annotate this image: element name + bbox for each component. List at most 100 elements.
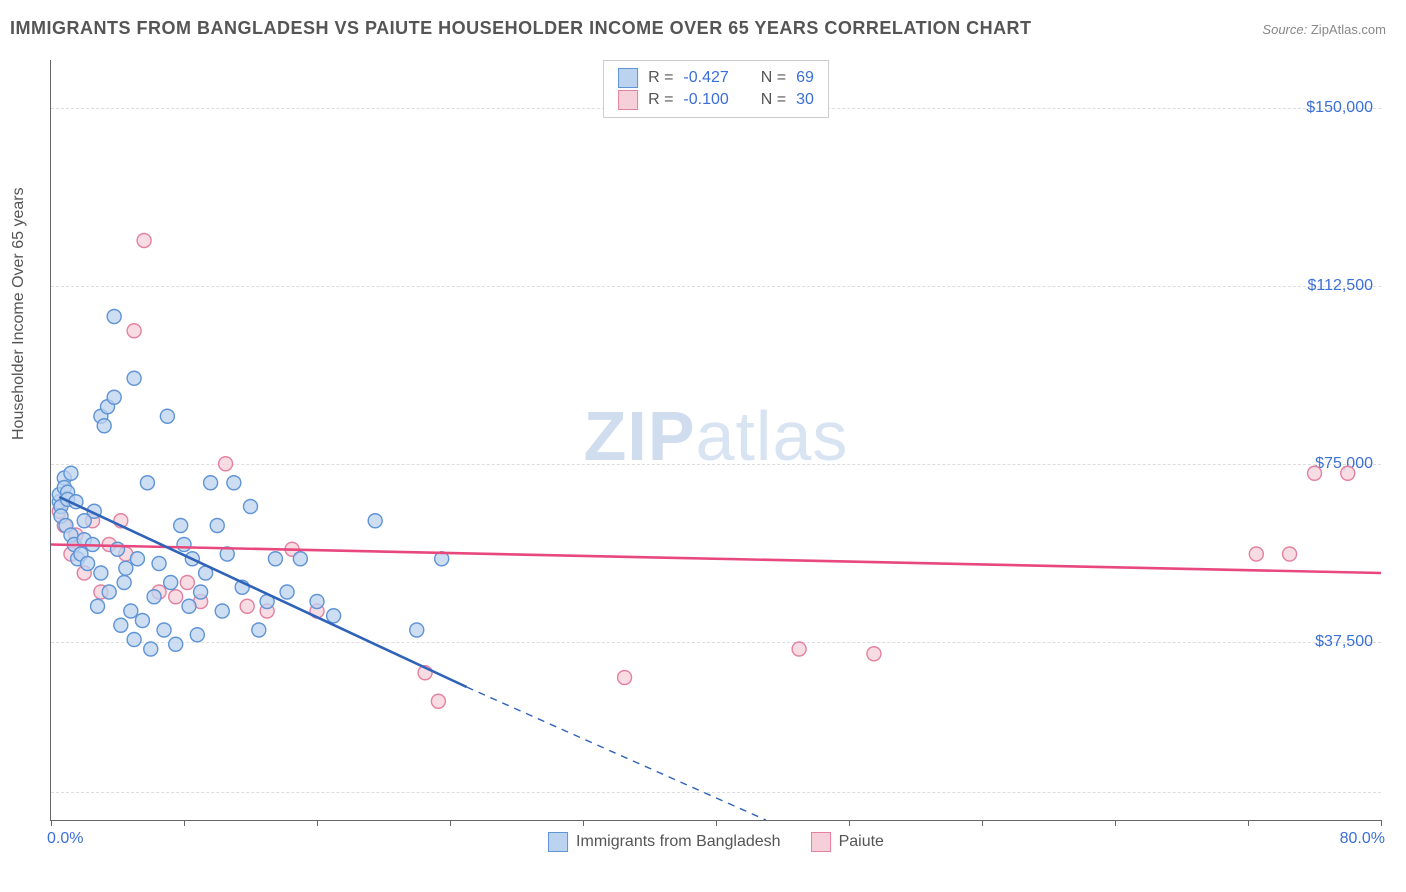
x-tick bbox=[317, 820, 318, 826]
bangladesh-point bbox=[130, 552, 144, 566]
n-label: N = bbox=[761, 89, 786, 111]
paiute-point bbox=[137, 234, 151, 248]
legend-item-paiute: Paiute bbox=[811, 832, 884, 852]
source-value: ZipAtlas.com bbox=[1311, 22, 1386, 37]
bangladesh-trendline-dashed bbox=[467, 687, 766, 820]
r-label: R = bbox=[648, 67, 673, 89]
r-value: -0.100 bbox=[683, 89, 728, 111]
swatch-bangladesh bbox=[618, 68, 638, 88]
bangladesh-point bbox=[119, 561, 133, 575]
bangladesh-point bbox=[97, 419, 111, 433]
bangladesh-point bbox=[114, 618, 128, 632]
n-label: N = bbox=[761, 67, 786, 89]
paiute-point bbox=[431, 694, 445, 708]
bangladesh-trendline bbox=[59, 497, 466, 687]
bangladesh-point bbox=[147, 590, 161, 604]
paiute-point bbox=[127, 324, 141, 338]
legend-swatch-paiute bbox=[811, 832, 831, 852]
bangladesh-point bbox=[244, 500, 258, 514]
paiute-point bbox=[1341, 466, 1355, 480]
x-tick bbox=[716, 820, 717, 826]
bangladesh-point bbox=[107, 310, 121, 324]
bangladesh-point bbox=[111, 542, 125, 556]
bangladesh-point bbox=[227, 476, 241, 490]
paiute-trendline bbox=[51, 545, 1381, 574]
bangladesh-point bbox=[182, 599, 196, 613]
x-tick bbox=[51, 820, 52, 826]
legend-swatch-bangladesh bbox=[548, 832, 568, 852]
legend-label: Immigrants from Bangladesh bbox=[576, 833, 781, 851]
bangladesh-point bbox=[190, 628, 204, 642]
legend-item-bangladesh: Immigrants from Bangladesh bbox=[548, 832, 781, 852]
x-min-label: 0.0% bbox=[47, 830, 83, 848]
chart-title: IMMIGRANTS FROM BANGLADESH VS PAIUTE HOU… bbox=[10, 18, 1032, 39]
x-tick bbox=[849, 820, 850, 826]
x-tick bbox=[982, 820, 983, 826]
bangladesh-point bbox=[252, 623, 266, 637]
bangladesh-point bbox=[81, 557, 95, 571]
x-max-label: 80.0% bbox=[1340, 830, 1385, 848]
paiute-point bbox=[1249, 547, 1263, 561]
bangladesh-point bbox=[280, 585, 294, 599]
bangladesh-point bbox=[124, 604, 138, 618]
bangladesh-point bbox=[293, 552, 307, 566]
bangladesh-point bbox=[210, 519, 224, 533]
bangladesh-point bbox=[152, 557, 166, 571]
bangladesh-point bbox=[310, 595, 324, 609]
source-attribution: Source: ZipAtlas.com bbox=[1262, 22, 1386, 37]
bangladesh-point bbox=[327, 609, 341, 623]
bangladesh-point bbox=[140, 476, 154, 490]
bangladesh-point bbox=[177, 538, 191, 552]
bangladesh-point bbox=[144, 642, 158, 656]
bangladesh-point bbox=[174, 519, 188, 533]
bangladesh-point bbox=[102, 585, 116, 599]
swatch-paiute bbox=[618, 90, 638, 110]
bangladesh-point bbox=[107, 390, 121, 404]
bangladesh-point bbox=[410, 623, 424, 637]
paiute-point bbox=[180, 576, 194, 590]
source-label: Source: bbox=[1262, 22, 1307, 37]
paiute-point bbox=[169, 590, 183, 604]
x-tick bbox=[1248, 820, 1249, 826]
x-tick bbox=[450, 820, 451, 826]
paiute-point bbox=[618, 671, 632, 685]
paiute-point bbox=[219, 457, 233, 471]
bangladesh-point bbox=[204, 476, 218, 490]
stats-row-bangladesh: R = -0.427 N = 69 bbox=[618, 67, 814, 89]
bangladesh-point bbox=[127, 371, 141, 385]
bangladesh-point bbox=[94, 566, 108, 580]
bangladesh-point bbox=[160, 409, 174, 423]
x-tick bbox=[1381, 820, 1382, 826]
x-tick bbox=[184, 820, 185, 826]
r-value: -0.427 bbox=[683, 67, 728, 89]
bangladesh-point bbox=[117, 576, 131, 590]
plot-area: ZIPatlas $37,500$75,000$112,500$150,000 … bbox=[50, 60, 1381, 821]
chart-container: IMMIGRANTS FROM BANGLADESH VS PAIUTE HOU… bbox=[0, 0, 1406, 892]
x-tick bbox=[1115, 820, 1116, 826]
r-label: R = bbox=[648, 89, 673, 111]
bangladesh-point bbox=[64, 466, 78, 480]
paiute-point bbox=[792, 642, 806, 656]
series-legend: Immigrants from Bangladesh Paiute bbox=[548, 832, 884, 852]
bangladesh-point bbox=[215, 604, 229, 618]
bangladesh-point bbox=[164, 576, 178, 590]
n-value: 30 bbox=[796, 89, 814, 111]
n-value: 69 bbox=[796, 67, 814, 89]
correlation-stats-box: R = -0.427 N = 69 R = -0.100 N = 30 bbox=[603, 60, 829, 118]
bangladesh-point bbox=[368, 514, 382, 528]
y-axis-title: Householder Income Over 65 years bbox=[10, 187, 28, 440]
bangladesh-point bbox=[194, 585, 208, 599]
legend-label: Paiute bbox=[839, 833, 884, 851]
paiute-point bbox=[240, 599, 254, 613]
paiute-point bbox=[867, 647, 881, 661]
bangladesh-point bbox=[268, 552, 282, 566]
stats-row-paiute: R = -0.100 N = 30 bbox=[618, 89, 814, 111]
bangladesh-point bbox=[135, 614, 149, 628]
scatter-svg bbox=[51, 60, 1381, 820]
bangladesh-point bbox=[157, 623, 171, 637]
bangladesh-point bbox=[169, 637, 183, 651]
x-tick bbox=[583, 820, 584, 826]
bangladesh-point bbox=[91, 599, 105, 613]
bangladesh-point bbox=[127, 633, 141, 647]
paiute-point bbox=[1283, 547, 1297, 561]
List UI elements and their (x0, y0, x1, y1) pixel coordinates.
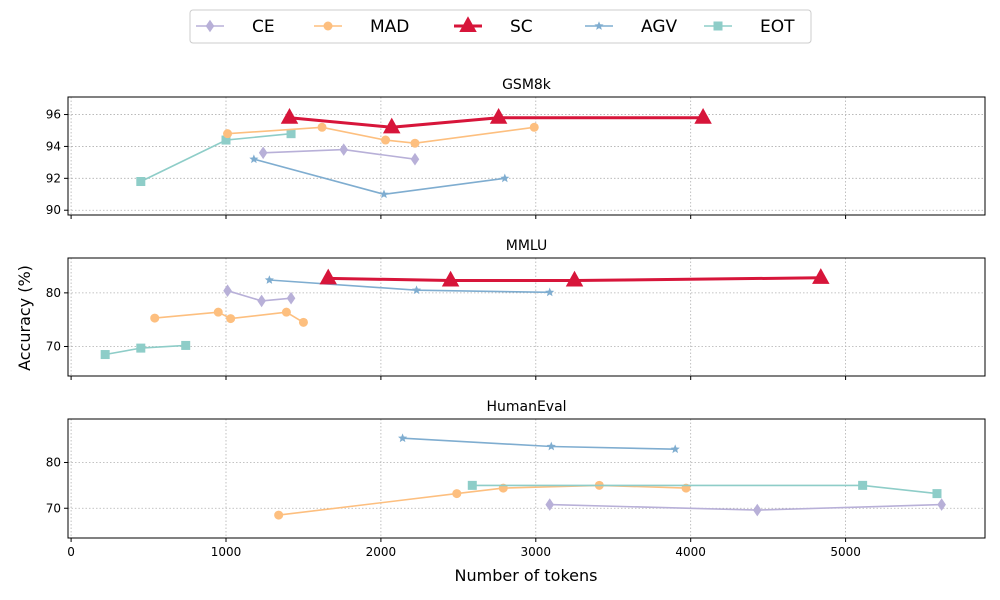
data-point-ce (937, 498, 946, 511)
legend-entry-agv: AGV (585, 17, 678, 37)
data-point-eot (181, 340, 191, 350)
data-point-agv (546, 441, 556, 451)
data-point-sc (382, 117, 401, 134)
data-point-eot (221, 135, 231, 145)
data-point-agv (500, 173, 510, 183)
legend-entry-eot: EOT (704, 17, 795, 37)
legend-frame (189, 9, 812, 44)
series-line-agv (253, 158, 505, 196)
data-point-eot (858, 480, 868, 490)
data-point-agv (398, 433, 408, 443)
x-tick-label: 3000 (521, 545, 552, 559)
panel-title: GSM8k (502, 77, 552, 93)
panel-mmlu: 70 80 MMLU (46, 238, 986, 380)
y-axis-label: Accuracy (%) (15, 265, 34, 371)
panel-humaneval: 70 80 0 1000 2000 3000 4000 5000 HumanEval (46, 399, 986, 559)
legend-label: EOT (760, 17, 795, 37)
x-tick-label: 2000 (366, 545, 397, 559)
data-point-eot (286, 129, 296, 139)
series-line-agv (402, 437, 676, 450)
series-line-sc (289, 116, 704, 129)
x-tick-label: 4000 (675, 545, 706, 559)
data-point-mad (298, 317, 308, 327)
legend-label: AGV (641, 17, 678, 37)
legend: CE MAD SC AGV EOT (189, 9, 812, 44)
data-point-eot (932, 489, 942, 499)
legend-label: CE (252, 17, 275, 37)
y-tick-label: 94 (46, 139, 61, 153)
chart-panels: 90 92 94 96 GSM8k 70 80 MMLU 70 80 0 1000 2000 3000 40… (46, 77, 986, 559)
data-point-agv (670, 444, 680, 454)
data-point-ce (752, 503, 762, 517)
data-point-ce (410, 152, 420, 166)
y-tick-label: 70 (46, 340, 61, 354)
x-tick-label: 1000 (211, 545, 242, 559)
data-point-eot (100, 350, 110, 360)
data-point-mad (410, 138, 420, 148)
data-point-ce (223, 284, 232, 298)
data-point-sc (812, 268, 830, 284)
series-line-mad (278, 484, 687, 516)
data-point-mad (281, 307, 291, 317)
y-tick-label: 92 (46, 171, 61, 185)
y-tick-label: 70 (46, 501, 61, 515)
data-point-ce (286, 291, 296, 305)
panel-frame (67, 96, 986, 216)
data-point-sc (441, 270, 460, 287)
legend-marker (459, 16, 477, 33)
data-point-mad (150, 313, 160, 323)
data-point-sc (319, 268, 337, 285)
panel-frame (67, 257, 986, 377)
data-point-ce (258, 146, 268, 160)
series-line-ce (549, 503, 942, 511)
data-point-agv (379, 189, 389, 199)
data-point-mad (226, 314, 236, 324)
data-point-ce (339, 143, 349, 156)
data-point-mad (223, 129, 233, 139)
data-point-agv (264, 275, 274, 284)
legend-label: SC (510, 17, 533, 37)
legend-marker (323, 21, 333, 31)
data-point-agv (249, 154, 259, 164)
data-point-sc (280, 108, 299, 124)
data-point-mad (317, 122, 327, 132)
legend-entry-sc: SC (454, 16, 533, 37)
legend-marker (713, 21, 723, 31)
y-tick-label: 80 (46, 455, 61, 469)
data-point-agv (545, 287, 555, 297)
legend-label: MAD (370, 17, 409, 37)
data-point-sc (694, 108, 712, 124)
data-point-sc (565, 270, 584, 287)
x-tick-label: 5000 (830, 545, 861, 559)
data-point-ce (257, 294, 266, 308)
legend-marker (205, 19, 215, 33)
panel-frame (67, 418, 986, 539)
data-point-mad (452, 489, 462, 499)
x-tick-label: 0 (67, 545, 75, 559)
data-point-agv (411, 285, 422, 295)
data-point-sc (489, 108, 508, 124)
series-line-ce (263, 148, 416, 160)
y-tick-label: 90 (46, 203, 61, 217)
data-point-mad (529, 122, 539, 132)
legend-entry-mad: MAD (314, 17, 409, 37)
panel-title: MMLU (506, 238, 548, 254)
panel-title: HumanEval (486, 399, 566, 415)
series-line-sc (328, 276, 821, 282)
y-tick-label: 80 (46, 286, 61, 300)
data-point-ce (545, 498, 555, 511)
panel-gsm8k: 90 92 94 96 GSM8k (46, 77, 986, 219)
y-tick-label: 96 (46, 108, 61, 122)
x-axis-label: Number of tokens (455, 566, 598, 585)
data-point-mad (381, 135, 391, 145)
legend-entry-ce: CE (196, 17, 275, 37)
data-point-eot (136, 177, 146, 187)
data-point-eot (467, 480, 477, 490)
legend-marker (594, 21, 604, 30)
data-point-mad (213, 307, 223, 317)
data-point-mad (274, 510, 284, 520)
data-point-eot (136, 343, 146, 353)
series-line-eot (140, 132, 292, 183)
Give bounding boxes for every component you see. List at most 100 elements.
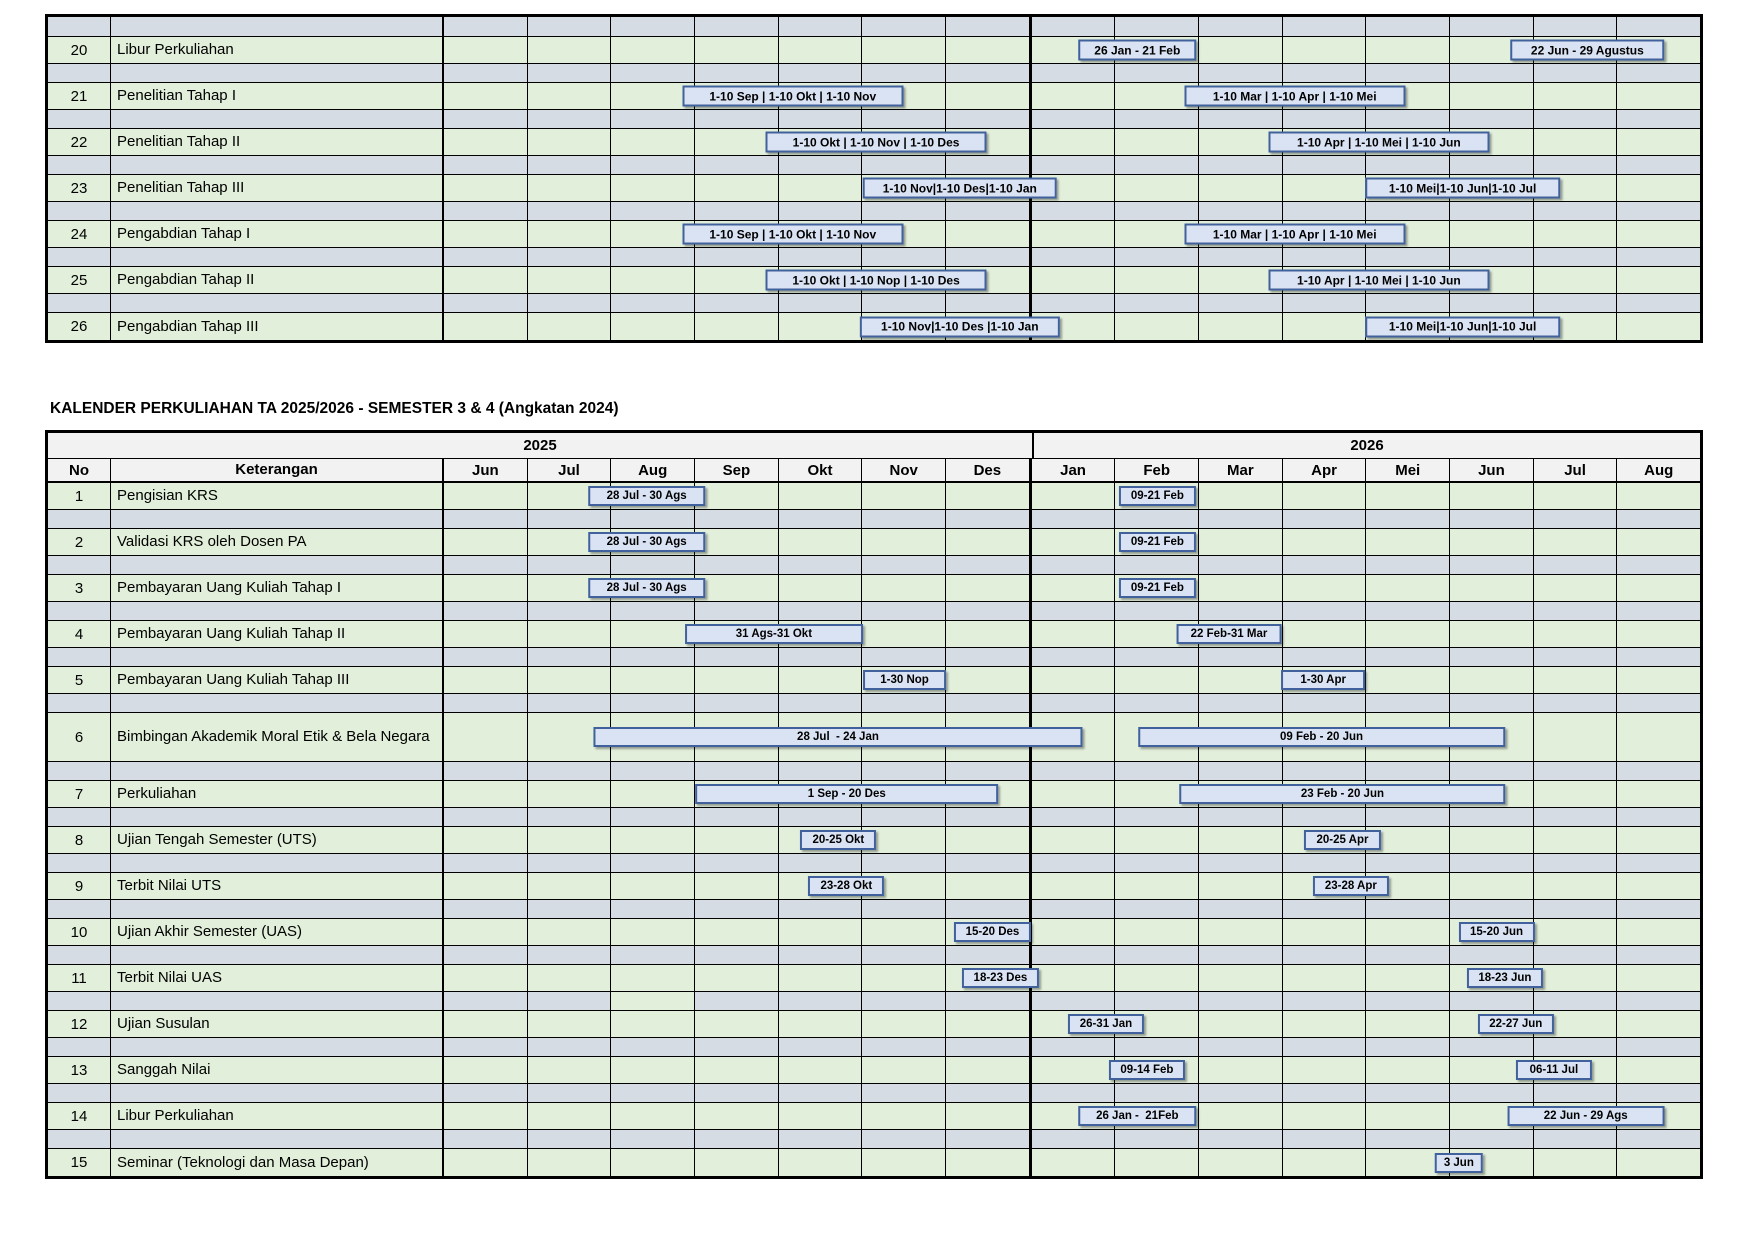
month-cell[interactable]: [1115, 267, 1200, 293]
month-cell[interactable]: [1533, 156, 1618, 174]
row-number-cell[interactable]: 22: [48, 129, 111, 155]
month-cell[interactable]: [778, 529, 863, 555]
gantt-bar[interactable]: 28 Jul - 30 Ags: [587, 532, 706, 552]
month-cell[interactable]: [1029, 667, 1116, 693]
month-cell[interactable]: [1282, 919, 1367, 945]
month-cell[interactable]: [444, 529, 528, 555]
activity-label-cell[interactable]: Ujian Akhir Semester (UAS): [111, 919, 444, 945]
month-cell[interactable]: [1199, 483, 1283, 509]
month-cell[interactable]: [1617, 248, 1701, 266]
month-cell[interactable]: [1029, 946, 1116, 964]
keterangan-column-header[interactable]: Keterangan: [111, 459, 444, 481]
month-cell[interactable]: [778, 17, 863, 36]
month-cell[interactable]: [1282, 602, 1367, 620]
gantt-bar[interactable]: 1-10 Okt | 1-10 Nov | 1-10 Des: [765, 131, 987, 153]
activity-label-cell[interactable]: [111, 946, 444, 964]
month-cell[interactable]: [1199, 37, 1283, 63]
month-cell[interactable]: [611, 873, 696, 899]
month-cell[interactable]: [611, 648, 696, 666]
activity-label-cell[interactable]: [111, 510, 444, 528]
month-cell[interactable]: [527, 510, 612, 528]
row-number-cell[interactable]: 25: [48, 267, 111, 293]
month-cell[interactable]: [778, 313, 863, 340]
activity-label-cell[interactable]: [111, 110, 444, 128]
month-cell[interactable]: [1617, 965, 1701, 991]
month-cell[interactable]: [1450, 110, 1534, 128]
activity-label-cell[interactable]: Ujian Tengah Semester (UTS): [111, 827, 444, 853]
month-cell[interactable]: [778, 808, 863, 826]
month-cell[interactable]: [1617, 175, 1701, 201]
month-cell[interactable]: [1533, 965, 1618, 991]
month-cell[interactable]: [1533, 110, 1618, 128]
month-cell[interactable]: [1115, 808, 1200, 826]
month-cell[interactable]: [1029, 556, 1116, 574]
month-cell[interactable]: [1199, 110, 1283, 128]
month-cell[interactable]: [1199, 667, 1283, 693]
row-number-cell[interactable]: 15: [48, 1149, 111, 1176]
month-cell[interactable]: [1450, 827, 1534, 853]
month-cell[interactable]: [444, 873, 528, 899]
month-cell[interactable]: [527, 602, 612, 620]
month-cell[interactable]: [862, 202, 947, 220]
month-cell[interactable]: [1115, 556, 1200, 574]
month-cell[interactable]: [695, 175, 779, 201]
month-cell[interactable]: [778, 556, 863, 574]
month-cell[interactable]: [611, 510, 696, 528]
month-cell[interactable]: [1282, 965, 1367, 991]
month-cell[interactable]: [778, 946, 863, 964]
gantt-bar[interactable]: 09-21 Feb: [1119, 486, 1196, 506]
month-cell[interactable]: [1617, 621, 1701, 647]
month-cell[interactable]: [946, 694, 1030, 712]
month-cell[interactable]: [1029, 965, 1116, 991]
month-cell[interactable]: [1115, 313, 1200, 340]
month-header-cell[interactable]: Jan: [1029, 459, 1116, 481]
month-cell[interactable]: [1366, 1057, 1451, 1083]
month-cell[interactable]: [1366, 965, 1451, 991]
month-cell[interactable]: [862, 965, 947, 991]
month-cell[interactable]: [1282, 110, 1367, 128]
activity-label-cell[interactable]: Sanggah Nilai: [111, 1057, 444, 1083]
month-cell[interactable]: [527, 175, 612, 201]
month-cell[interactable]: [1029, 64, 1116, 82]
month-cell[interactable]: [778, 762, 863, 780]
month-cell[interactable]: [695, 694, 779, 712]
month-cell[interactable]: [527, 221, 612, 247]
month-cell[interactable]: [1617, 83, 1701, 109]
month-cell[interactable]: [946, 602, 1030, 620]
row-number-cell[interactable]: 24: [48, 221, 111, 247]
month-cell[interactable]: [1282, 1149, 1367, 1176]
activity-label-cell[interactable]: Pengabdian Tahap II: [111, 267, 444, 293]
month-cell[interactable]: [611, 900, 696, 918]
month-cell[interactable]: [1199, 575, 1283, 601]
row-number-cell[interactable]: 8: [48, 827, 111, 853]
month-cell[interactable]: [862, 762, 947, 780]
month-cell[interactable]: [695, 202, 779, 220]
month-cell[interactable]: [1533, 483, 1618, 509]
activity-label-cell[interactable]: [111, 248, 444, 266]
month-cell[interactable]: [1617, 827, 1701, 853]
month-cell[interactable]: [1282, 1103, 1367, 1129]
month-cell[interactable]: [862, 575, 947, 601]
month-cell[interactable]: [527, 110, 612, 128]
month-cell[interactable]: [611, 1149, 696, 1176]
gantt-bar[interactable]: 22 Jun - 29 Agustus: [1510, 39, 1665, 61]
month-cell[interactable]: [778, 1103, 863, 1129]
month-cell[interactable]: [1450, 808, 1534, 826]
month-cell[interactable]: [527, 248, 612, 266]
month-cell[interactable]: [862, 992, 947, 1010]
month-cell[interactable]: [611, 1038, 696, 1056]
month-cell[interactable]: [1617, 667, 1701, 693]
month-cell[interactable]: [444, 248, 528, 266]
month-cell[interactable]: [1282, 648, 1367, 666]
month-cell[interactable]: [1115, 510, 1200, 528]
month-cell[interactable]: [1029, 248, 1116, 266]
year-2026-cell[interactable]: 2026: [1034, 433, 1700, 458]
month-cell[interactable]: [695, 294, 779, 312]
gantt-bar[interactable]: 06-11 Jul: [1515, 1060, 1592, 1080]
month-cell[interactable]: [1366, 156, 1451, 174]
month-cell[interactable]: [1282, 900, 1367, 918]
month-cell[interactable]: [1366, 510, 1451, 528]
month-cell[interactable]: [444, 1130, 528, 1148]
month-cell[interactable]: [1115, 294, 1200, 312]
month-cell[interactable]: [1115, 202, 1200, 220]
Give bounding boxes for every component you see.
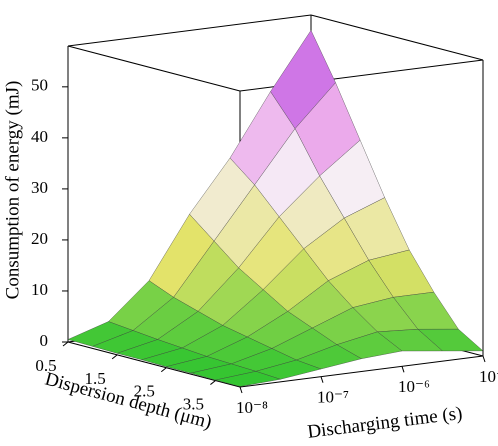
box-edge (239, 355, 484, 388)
☆ ☆ ☆ ☆ ☆ ☆ ☆
• The problem
Rewrite the rows from the line containing "x-tick bbox=[317, 820, 318, 826]" through the line containing "x-min-label: 0.0% bbox=[47, 830, 83, 848]", replacing "paiute-point" with "paiute-marker" and leaving everything else unchanged.

• Result below
x-tick bbox=[317, 820, 318, 826]
bangladesh-point bbox=[130, 552, 144, 566]
n-label: N = bbox=[761, 89, 786, 111]
paiute-marker bbox=[137, 234, 151, 248]
legend-item-paiute: Paiute bbox=[811, 832, 884, 852]
source-value: ZipAtlas.com bbox=[1311, 22, 1386, 37]
bangladesh-trendline-dashed bbox=[467, 687, 766, 820]
r-label: R = bbox=[648, 67, 673, 89]
r-value: -0.100 bbox=[683, 89, 728, 111]
swatch-bangladesh bbox=[618, 68, 638, 88]
bangladesh-point bbox=[119, 561, 133, 575]
bangladesh-point bbox=[97, 419, 111, 433]
bangladesh-point bbox=[114, 618, 128, 632]
n-label: N = bbox=[761, 67, 786, 89]
paiute-marker bbox=[431, 694, 445, 708]
bangladesh-trendline bbox=[59, 497, 466, 687]
bangladesh-point bbox=[147, 590, 161, 604]
paiute-marker bbox=[127, 324, 141, 338]
legend-swatch-paiute bbox=[811, 832, 831, 852]
bangladesh-point bbox=[244, 500, 258, 514]
paiute-marker bbox=[1341, 466, 1355, 480]
x-tick bbox=[716, 820, 717, 826]
bangladesh-point bbox=[107, 310, 121, 324]
bangladesh-point bbox=[111, 542, 125, 556]
bangladesh-point bbox=[227, 476, 241, 490]
paiute-trendline bbox=[51, 545, 1381, 574]
bangladesh-point bbox=[182, 599, 196, 613]
x-tick bbox=[51, 820, 52, 826]
legend-swatch-bangladesh bbox=[548, 832, 568, 852]
legend-label: Immigrants from Bangladesh bbox=[576, 833, 781, 851]
bangladesh-point bbox=[190, 628, 204, 642]
legend-item-bangladesh: Immigrants from Bangladesh bbox=[548, 832, 781, 852]
x-min-label: 0.0% bbox=[47, 830, 83, 848]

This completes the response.